— Task details —
Locate every line that holds the string "household" and copy it.

++++ Data section ++++

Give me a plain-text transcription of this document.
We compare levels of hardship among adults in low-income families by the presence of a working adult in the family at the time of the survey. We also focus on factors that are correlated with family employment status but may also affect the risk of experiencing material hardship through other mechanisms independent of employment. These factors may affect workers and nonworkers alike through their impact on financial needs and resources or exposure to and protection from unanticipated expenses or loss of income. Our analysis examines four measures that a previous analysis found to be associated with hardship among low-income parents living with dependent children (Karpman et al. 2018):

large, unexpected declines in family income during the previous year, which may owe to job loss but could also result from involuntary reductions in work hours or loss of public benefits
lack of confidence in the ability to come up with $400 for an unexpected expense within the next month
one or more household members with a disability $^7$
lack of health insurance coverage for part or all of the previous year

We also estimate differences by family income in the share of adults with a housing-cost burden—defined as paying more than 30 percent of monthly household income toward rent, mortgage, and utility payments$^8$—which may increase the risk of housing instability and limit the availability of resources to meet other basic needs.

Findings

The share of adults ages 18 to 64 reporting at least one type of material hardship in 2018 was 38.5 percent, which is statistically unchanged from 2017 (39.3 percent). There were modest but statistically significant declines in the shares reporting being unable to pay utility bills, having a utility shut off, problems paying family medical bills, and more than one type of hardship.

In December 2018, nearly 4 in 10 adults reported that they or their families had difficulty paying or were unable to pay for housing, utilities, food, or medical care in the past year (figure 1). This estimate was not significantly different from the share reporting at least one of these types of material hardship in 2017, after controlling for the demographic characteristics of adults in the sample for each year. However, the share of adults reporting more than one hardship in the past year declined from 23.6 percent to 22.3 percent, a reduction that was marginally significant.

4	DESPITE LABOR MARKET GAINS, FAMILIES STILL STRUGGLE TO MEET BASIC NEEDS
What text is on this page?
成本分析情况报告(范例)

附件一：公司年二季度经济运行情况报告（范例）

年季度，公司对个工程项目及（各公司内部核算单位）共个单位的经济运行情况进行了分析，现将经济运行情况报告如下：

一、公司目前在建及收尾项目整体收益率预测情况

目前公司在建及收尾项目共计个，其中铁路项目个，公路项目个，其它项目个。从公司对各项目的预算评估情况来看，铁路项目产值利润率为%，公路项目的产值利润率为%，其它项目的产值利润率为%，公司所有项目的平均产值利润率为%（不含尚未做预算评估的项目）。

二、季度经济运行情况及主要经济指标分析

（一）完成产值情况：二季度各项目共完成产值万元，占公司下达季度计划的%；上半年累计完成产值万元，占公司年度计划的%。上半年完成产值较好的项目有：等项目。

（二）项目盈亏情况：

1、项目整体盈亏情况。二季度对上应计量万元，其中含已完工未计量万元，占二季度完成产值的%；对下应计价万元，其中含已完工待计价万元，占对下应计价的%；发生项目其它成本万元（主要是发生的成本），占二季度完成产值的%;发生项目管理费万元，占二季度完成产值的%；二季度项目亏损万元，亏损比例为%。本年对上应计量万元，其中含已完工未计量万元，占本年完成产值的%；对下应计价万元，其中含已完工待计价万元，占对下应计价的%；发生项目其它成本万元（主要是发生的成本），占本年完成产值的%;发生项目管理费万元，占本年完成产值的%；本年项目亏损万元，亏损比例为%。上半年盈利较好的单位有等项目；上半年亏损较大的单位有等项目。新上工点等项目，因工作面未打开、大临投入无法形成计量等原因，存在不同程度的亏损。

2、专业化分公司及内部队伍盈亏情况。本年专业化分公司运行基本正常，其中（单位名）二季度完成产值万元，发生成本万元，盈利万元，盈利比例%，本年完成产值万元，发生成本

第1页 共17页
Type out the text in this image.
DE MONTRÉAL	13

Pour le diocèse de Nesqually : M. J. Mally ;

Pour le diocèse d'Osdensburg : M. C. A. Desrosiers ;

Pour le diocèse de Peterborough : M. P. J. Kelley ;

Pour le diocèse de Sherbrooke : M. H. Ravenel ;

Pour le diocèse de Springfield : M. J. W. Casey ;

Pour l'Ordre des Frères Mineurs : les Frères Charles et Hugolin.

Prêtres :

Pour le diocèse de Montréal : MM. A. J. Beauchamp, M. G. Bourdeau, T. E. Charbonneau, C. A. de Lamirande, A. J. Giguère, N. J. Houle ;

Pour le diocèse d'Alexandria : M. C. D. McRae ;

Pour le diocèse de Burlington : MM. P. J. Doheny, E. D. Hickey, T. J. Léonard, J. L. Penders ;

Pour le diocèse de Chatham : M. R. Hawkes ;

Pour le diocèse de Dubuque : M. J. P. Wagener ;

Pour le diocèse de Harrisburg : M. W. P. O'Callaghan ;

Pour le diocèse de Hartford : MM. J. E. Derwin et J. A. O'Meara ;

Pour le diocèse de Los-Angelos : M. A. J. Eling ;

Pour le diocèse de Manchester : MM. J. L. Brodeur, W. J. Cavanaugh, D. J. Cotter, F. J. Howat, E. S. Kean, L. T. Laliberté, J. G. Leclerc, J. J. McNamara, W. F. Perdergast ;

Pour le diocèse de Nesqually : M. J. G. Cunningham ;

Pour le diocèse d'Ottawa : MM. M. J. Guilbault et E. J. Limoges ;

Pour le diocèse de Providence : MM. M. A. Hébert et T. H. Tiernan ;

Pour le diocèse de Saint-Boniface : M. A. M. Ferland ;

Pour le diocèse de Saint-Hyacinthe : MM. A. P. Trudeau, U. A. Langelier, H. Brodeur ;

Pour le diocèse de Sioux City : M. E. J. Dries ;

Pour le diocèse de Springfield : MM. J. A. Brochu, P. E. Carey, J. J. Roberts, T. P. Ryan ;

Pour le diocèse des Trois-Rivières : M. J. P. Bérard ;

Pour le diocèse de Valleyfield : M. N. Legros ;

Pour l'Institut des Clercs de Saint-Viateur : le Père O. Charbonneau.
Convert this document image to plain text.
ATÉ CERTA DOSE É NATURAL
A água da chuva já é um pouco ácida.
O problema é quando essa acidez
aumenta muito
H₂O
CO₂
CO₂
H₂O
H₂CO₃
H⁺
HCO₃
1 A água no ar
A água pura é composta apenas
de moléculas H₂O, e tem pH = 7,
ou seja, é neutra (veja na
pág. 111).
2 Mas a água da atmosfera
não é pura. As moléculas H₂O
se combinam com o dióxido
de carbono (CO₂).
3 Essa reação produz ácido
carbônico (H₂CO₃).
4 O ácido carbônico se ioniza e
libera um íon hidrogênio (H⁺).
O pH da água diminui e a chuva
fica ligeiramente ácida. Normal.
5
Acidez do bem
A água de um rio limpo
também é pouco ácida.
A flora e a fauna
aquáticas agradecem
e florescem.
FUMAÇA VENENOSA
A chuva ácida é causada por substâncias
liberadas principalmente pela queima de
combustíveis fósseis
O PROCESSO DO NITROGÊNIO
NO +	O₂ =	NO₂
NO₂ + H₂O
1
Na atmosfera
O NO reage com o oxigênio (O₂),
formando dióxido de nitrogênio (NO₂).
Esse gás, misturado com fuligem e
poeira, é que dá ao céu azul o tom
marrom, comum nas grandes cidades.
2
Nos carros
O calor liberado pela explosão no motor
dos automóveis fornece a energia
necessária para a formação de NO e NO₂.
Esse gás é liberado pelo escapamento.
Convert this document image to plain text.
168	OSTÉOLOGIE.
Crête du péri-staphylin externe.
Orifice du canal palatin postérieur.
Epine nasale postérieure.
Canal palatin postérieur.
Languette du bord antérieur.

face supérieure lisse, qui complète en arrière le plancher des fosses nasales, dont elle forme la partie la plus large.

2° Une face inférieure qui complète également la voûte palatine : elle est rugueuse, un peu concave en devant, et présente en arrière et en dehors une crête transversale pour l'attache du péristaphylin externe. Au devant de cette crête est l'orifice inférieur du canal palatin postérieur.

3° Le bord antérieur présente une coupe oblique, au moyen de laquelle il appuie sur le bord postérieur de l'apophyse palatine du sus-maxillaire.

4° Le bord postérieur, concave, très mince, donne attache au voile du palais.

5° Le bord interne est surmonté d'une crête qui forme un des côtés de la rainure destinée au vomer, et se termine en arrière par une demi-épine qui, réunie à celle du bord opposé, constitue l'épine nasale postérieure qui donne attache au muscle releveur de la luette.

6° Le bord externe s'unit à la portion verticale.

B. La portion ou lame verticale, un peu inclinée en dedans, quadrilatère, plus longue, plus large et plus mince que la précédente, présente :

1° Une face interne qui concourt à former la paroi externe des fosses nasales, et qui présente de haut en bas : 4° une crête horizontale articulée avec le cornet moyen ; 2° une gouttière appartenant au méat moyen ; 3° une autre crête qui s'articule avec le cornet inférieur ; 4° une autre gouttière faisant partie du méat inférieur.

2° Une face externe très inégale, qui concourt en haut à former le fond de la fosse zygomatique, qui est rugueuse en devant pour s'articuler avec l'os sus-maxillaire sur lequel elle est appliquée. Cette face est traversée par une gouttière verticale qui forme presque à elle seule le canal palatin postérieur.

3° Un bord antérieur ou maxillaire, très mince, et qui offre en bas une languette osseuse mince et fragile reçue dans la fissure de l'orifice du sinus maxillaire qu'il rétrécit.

++++

— Result for this exercise —
one or more household members with a disability $^7$
We also estimate differences by family income in the share of adults with a housing-cost burden—defined as paying more than 30 percent of monthly household income toward rent, mortgage, and utility payments$^8$—which may increase the risk of housing instability and limit the availability of resources to meet other basic needs.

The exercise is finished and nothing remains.